→ Data provided:
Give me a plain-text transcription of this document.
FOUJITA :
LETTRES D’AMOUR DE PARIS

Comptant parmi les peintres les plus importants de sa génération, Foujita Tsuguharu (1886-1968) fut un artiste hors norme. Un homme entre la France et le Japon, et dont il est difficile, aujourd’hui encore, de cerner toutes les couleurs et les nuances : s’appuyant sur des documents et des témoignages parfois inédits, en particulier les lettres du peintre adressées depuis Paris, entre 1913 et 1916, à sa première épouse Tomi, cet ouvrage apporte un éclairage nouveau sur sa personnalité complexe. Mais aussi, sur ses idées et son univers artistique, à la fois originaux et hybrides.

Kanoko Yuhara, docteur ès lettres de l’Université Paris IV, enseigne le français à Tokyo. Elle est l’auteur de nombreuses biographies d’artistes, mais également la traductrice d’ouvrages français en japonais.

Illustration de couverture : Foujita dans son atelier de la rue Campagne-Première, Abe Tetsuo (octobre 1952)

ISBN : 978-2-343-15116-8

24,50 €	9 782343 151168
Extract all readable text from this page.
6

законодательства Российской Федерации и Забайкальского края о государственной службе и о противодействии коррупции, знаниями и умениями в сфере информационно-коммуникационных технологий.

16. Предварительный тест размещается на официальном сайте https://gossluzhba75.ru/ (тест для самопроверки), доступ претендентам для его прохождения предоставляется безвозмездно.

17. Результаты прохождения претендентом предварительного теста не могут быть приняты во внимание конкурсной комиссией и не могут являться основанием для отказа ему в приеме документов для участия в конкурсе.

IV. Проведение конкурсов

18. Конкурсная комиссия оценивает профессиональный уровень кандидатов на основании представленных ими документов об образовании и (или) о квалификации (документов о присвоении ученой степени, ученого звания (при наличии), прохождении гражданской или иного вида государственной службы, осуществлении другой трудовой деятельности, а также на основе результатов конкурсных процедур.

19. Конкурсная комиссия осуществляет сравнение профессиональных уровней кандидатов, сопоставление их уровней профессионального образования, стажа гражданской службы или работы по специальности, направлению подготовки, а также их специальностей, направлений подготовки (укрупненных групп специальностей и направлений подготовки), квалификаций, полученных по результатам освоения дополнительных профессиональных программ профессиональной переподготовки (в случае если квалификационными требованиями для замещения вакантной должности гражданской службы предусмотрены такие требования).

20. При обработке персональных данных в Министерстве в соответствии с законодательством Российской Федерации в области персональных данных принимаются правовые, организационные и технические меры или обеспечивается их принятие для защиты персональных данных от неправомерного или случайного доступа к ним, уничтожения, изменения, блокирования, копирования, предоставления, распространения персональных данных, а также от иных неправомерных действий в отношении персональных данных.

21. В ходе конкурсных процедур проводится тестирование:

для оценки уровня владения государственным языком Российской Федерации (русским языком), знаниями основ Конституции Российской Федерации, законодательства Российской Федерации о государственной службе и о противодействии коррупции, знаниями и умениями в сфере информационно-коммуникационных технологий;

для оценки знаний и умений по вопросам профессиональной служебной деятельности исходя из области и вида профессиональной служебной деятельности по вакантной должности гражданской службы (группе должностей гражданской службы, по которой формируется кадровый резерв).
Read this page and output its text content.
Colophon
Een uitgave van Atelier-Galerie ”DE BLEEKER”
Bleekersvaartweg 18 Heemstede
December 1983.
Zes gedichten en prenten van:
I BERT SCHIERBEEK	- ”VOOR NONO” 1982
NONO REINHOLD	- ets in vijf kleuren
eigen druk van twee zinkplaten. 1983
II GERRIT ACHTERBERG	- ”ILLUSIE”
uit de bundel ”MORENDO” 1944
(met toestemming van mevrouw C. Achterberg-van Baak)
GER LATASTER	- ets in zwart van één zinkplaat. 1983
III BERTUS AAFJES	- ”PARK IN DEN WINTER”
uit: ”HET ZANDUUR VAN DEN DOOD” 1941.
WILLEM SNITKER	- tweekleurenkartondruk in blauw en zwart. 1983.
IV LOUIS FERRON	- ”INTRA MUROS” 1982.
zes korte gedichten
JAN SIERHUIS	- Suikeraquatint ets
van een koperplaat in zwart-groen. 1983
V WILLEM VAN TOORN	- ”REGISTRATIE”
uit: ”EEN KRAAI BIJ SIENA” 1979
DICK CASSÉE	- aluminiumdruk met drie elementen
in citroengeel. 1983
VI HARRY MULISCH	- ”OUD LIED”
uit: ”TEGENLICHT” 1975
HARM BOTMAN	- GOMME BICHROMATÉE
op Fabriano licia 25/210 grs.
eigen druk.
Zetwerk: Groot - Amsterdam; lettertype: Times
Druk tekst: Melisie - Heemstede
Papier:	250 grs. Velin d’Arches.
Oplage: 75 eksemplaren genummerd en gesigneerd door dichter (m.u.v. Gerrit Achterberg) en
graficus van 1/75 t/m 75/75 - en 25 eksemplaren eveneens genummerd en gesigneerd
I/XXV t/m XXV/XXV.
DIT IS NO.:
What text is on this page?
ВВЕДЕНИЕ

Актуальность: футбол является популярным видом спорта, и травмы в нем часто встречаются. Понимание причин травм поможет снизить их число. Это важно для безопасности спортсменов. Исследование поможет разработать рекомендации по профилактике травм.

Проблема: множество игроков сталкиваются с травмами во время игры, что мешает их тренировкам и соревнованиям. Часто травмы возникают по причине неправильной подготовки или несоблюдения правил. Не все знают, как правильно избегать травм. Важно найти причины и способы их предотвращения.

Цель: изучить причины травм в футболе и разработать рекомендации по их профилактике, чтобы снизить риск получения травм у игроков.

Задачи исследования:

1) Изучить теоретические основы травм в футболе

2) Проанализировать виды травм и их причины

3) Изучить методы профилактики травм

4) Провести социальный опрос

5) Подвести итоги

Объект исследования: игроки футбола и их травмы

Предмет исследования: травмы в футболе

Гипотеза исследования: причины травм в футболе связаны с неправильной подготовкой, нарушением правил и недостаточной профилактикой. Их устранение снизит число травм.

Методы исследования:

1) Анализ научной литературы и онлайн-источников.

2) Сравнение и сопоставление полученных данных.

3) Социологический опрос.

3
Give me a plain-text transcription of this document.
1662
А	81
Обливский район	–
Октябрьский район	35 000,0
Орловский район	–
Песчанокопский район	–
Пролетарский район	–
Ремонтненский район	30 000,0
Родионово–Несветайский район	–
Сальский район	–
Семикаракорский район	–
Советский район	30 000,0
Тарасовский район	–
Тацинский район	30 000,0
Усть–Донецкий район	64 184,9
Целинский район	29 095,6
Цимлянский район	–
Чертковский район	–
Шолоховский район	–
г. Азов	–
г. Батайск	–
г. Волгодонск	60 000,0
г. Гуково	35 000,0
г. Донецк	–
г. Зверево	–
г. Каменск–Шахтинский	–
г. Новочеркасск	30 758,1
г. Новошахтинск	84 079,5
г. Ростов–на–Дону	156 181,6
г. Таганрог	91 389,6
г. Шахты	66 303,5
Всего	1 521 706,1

→ Exercise description: Write out every entry exactly as given.

→ Correct answer:
Give me a plain-text transcription of this document.
FOUJITA :
LETTRES D’AMOUR DE PARIS

Comptant parmi les peintres les plus importants de sa génération, Foujita Tsuguharu (1886-1968) fut un artiste hors norme. Un homme entre la France et le Japon, et dont il est difficile, aujourd’hui encore, de cerner toutes les couleurs et les nuances : s’appuyant sur des documents et des témoignages parfois inédits, en particulier les lettres du peintre adressées depuis Paris, entre 1913 et 1916, à sa première épouse Tomi, cet ouvrage apporte un éclairage nouveau sur sa personnalité complexe. Mais aussi, sur ses idées et son univers artistique, à la fois originaux et hybrides.

Kanoko Yuhara, docteur ès lettres de l’Université Paris IV, enseigne le français à Tokyo. Elle est l’auteur de nombreuses biographies d’artistes, mais également la traductrice d’ouvrages français en japonais.

Illustration de couverture : Foujita dans son atelier de la rue Campagne-Première, Abe Tetsuo (octobre 1952)

ISBN : 978-2-343-15116-8

24,50 €	9 782343 151168
Extract all readable text from this page.
6

законодательства Российской Федерации и Забайкальского края о государственной службе и о противодействии коррупции, знаниями и умениями в сфере информационно-коммуникационных технологий.

16. Предварительный тест размещается на официальном сайте https://gossluzhba75.ru/ (тест для самопроверки), доступ претендентам для его прохождения предоставляется безвозмездно.

17. Результаты прохождения претендентом предварительного теста не могут быть приняты во внимание конкурсной комиссией и не могут являться основанием для отказа ему в приеме документов для участия в конкурсе.

IV. Проведение конкурсов

18. Конкурсная комиссия оценивает профессиональный уровень кандидатов на основании представленных ими документов об образовании и (или) о квалификации (документов о присвоении ученой степени, ученого звания (при наличии), прохождении гражданской или иного вида государственной службы, осуществлении другой трудовой деятельности, а также на основе результатов конкурсных процедур.

19. Конкурсная комиссия осуществляет сравнение профессиональных уровней кандидатов, сопоставление их уровней профессионального образования, стажа гражданской службы или работы по специальности, направлению подготовки, а также их специальностей, направлений подготовки (укрупненных групп специальностей и направлений подготовки), квалификаций, полученных по результатам освоения дополнительных профессиональных программ профессиональной переподготовки (в случае если квалификационными требованиями для замещения вакантной должности гражданской службы предусмотрены такие требования).

20. При обработке персональных данных в Министерстве в соответствии с законодательством Российской Федерации в области персональных данных принимаются правовые, организационные и технические меры или обеспечивается их принятие для защиты персональных данных от неправомерного или случайного доступа к ним, уничтожения, изменения, блокирования, копирования, предоставления, распространения персональных данных, а также от иных неправомерных действий в отношении персональных данных.

21. В ходе конкурсных процедур проводится тестирование:

для оценки уровня владения государственным языком Российской Федерации (русским языком), знаниями основ Конституции Российской Федерации, законодательства Российской Федерации о государственной службе и о противодействии коррупции, знаниями и умениями в сфере информационно-коммуникационных технологий;

для оценки знаний и умений по вопросам профессиональной служебной деятельности исходя из области и вида профессиональной служебной деятельности по вакантной должности гражданской службы (группе должностей гражданской службы, по которой формируется кадровый резерв).
Read this page and output its text content.
Colophon
Een uitgave van Atelier-Galerie ”DE BLEEKER”
Bleekersvaartweg 18 Heemstede
December 1983.
Zes gedichten en prenten van:
I BERT SCHIERBEEK	- ”VOOR NONO” 1982
NONO REINHOLD	- ets in vijf kleuren
eigen druk van twee zinkplaten. 1983
II GERRIT ACHTERBERG	- ”ILLUSIE”
uit de bundel ”MORENDO” 1944
(met toestemming van mevrouw C. Achterberg-van Baak)
GER LATASTER	- ets in zwart van één zinkplaat. 1983
III BERTUS AAFJES	- ”PARK IN DEN WINTER”
uit: ”HET ZANDUUR VAN DEN DOOD” 1941.
WILLEM SNITKER	- tweekleurenkartondruk in blauw en zwart. 1983.
IV LOUIS FERRON	- ”INTRA MUROS” 1982.
zes korte gedichten
JAN SIERHUIS	- Suikeraquatint ets
van een koperplaat in zwart-groen. 1983
V WILLEM VAN TOORN	- ”REGISTRATIE”
uit: ”EEN KRAAI BIJ SIENA” 1979
DICK CASSÉE	- aluminiumdruk met drie elementen
in citroengeel. 1983
VI HARRY MULISCH	- ”OUD LIED”
uit: ”TEGENLICHT” 1975
HARM BOTMAN	- GOMME BICHROMATÉE
op Fabriano licia 25/210 grs.
eigen druk.
Zetwerk: Groot - Amsterdam; lettertype: Times
Druk tekst: Melisie - Heemstede
Papier:	250 grs. Velin d’Arches.
Oplage: 75 eksemplaren genummerd en gesigneerd door dichter (m.u.v. Gerrit Achterberg) en
graficus van 1/75 t/m 75/75 - en 25 eksemplaren eveneens genummerd en gesigneerd
I/XXV t/m XXV/XXV.
DIT IS NO.:
What text is on this page?
ВВЕДЕНИЕ

Актуальность: футбол является популярным видом спорта, и травмы в нем часто встречаются. Понимание причин травм поможет снизить их число. Это важно для безопасности спортсменов. Исследование поможет разработать рекомендации по профилактике травм.

Проблема: множество игроков сталкиваются с травмами во время игры, что мешает их тренировкам и соревнованиям. Часто травмы возникают по причине неправильной подготовки или несоблюдения правил. Не все знают, как правильно избегать травм. Важно найти причины и способы их предотвращения.

Цель: изучить причины травм в футболе и разработать рекомендации по их профилактике, чтобы снизить риск получения травм у игроков.

Задачи исследования:

1) Изучить теоретические основы травм в футболе

2) Проанализировать виды травм и их причины

3) Изучить методы профилактики травм

4) Провести социальный опрос

5) Подвести итоги

Объект исследования: игроки футбола и их травмы

Предмет исследования: травмы в футболе

Гипотеза исследования: причины травм в футболе связаны с неправильной подготовкой, нарушением правил и недостаточной профилактикой. Их устранение снизит число травм.

Методы исследования:

1) Анализ научной литературы и онлайн-источников.

2) Сравнение и сопоставление полученных данных.

3) Социологический опрос.

3
Give me a plain-text transcription of this document.
1662
А	81
Обливский район	–
Октябрьский район	35 000,0
Орловский район	–
Песчанокопский район	–
Пролетарский район	–
Ремонтненский район	30 000,0
Родионово–Несветайский район	–
Сальский район	–
Семикаракорский район	–
Советский район	30 000,0
Тарасовский район	–
Тацинский район	30 000,0
Усть–Донецкий район	64 184,9
Целинский район	29 095,6
Цимлянский район	–
Чертковский район	–
Шолоховский район	–
г. Азов	–
г. Батайск	–
г. Волгодонск	60 000,0
г. Гуково	35 000,0
г. Донецк	–
г. Зверево	–
г. Каменск–Шахтинский	–
г. Новочеркасск	30 758,1
г. Новошахтинск	84 079,5
г. Ростов–на–Дону	156 181,6
г. Таганрог	91 389,6
г. Шахты	66 303,5
Всего	1 521 706,1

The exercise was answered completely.